== EXTRACTED RECORDS ==
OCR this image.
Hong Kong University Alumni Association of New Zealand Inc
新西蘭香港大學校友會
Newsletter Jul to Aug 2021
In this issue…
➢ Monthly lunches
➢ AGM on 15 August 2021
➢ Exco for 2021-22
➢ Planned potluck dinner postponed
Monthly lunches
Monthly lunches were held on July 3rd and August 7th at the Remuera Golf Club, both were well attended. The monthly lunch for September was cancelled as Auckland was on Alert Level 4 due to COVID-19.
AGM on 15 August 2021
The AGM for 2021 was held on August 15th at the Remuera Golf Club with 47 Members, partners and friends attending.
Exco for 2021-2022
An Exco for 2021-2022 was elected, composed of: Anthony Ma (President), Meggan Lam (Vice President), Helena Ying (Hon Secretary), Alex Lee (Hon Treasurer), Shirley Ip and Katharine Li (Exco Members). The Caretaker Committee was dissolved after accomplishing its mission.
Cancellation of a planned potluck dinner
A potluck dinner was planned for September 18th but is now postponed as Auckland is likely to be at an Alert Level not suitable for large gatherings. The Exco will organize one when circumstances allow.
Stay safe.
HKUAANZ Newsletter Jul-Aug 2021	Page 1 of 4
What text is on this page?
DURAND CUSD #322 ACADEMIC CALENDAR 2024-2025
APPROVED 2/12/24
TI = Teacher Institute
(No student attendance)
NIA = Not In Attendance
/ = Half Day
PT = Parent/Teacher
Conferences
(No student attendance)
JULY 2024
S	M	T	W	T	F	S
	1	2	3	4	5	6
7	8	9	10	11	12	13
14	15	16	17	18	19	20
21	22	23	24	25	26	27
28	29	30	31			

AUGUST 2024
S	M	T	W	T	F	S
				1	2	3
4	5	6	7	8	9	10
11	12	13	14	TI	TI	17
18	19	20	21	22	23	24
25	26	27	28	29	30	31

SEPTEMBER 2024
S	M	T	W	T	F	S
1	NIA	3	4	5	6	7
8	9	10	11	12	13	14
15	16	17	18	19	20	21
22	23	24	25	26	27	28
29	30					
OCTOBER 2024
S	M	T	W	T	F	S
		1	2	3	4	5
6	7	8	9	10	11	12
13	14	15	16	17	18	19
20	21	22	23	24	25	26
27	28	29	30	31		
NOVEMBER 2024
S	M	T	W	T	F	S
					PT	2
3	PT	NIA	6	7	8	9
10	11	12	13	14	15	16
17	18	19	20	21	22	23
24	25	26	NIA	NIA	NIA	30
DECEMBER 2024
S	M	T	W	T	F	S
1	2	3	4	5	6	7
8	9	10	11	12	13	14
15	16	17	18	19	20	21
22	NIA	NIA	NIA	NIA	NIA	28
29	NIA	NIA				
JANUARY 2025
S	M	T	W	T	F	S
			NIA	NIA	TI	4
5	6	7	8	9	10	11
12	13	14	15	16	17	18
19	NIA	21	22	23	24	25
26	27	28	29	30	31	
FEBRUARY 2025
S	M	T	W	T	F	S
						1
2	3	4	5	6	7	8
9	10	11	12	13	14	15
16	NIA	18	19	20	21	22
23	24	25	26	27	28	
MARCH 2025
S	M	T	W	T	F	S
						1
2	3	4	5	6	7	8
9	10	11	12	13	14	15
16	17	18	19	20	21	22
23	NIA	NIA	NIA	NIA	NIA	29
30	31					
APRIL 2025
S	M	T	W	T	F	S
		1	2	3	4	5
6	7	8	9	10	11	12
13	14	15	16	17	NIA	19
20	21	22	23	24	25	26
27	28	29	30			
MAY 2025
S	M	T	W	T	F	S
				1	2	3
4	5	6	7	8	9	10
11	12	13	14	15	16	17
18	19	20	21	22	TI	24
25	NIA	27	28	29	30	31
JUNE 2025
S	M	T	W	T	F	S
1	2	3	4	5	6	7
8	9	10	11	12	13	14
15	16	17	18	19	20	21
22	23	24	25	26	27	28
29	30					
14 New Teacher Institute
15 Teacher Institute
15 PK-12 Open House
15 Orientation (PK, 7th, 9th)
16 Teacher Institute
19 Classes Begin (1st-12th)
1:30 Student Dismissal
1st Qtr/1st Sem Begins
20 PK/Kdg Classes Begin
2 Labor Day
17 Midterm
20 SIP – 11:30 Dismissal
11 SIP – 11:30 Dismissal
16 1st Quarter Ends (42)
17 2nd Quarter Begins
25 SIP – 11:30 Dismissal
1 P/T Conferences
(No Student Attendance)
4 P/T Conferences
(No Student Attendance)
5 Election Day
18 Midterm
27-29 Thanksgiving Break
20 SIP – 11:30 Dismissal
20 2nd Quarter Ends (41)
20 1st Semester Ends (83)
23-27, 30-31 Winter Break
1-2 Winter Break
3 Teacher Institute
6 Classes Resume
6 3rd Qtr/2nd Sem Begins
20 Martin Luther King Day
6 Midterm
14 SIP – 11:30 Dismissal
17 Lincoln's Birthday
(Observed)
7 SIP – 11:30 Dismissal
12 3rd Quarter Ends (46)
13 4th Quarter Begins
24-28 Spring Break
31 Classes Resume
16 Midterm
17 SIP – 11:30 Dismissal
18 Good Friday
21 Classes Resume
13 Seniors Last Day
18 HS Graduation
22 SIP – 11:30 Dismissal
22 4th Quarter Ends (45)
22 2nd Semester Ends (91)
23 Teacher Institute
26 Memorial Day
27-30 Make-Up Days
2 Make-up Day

== STATED TASK ==
Return all of the entries exactly as they were supplied.

== TASK RESULT ==
OCR this image.
Hong Kong University Alumni Association of New Zealand Inc
新西蘭香港大學校友會
Newsletter Jul to Aug 2021
In this issue…
➢ Monthly lunches
➢ AGM on 15 August 2021
➢ Exco for 2021-22
➢ Planned potluck dinner postponed
Monthly lunches
Monthly lunches were held on July 3rd and August 7th at the Remuera Golf Club, both were well attended. The monthly lunch for September was cancelled as Auckland was on Alert Level 4 due to COVID-19.
AGM on 15 August 2021
The AGM for 2021 was held on August 15th at the Remuera Golf Club with 47 Members, partners and friends attending.
Exco for 2021-2022
An Exco for 2021-2022 was elected, composed of: Anthony Ma (President), Meggan Lam (Vice President), Helena Ying (Hon Secretary), Alex Lee (Hon Treasurer), Shirley Ip and Katharine Li (Exco Members). The Caretaker Committee was dissolved after accomplishing its mission.
Cancellation of a planned potluck dinner
A potluck dinner was planned for September 18th but is now postponed as Auckland is likely to be at an Alert Level not suitable for large gatherings. The Exco will organize one when circumstances allow.
Stay safe.
HKUAANZ Newsletter Jul-Aug 2021	Page 1 of 4
What text is on this page?
DURAND CUSD #322 ACADEMIC CALENDAR 2024-2025
APPROVED 2/12/24
TI = Teacher Institute
(No student attendance)
NIA = Not In Attendance
/ = Half Day
PT = Parent/Teacher
Conferences
(No student attendance)
JULY 2024
S	M	T	W	T	F	S
	1	2	3	4	5	6
7	8	9	10	11	12	13
14	15	16	17	18	19	20
21	22	23	24	25	26	27
28	29	30	31			

AUGUST 2024
S	M	T	W	T	F	S
				1	2	3
4	5	6	7	8	9	10
11	12	13	14	TI	TI	17
18	19	20	21	22	23	24
25	26	27	28	29	30	31

SEPTEMBER 2024
S	M	T	W	T	F	S
1	NIA	3	4	5	6	7
8	9	10	11	12	13	14
15	16	17	18	19	20	21
22	23	24	25	26	27	28
29	30					
OCTOBER 2024
S	M	T	W	T	F	S
		1	2	3	4	5
6	7	8	9	10	11	12
13	14	15	16	17	18	19
20	21	22	23	24	25	26
27	28	29	30	31		
NOVEMBER 2024
S	M	T	W	T	F	S
					PT	2
3	PT	NIA	6	7	8	9
10	11	12	13	14	15	16
17	18	19	20	21	22	23
24	25	26	NIA	NIA	NIA	30
DECEMBER 2024
S	M	T	W	T	F	S
1	2	3	4	5	6	7
8	9	10	11	12	13	14
15	16	17	18	19	20	21
22	NIA	NIA	NIA	NIA	NIA	28
29	NIA	NIA				
JANUARY 2025
S	M	T	W	T	F	S
			NIA	NIA	TI	4
5	6	7	8	9	10	11
12	13	14	15	16	17	18
19	NIA	21	22	23	24	25
26	27	28	29	30	31	
FEBRUARY 2025
S	M	T	W	T	F	S
						1
2	3	4	5	6	7	8
9	10	11	12	13	14	15
16	NIA	18	19	20	21	22
23	24	25	26	27	28	
MARCH 2025
S	M	T	W	T	F	S
						1
2	3	4	5	6	7	8
9	10	11	12	13	14	15
16	17	18	19	20	21	22
23	NIA	NIA	NIA	NIA	NIA	29
30	31					
APRIL 2025
S	M	T	W	T	F	S
		1	2	3	4	5
6	7	8	9	10	11	12
13	14	15	16	17	NIA	19
20	21	22	23	24	25	26
27	28	29	30			
MAY 2025
S	M	T	W	T	F	S
				1	2	3
4	5	6	7	8	9	10
11	12	13	14	15	16	17
18	19	20	21	22	TI	24
25	NIA	27	28	29	30	31
JUNE 2025
S	M	T	W	T	F	S
1	2	3	4	5	6	7
8	9	10	11	12	13	14
15	16	17	18	19	20	21
22	23	24	25	26	27	28
29	30					
14 New Teacher Institute
15 Teacher Institute
15 PK-12 Open House
15 Orientation (PK, 7th, 9th)
16 Teacher Institute
19 Classes Begin (1st-12th)
1:30 Student Dismissal
1st Qtr/1st Sem Begins
20 PK/Kdg Classes Begin
2 Labor Day
17 Midterm
20 SIP – 11:30 Dismissal
11 SIP – 11:30 Dismissal
16 1st Quarter Ends (42)
17 2nd Quarter Begins
25 SIP – 11:30 Dismissal
1 P/T Conferences
(No Student Attendance)
4 P/T Conferences
(No Student Attendance)
5 Election Day
18 Midterm
27-29 Thanksgiving Break
20 SIP – 11:30 Dismissal
20 2nd Quarter Ends (41)
20 1st Semester Ends (83)
23-27, 30-31 Winter Break
1-2 Winter Break
3 Teacher Institute
6 Classes Resume
6 3rd Qtr/2nd Sem Begins
20 Martin Luther King Day
6 Midterm
14 SIP – 11:30 Dismissal
17 Lincoln's Birthday
(Observed)
7 SIP – 11:30 Dismissal
12 3rd Quarter Ends (46)
13 4th Quarter Begins
24-28 Spring Break
31 Classes Resume
16 Midterm
17 SIP – 11:30 Dismissal
18 Good Friday
21 Classes Resume
13 Seniors Last Day
18 HS Graduation
22 SIP – 11:30 Dismissal
22 4th Quarter Ends (45)
22 2nd Semester Ends (91)
23 Teacher Institute
26 Memorial Day
27-30 Make-Up Days
2 Make-up Day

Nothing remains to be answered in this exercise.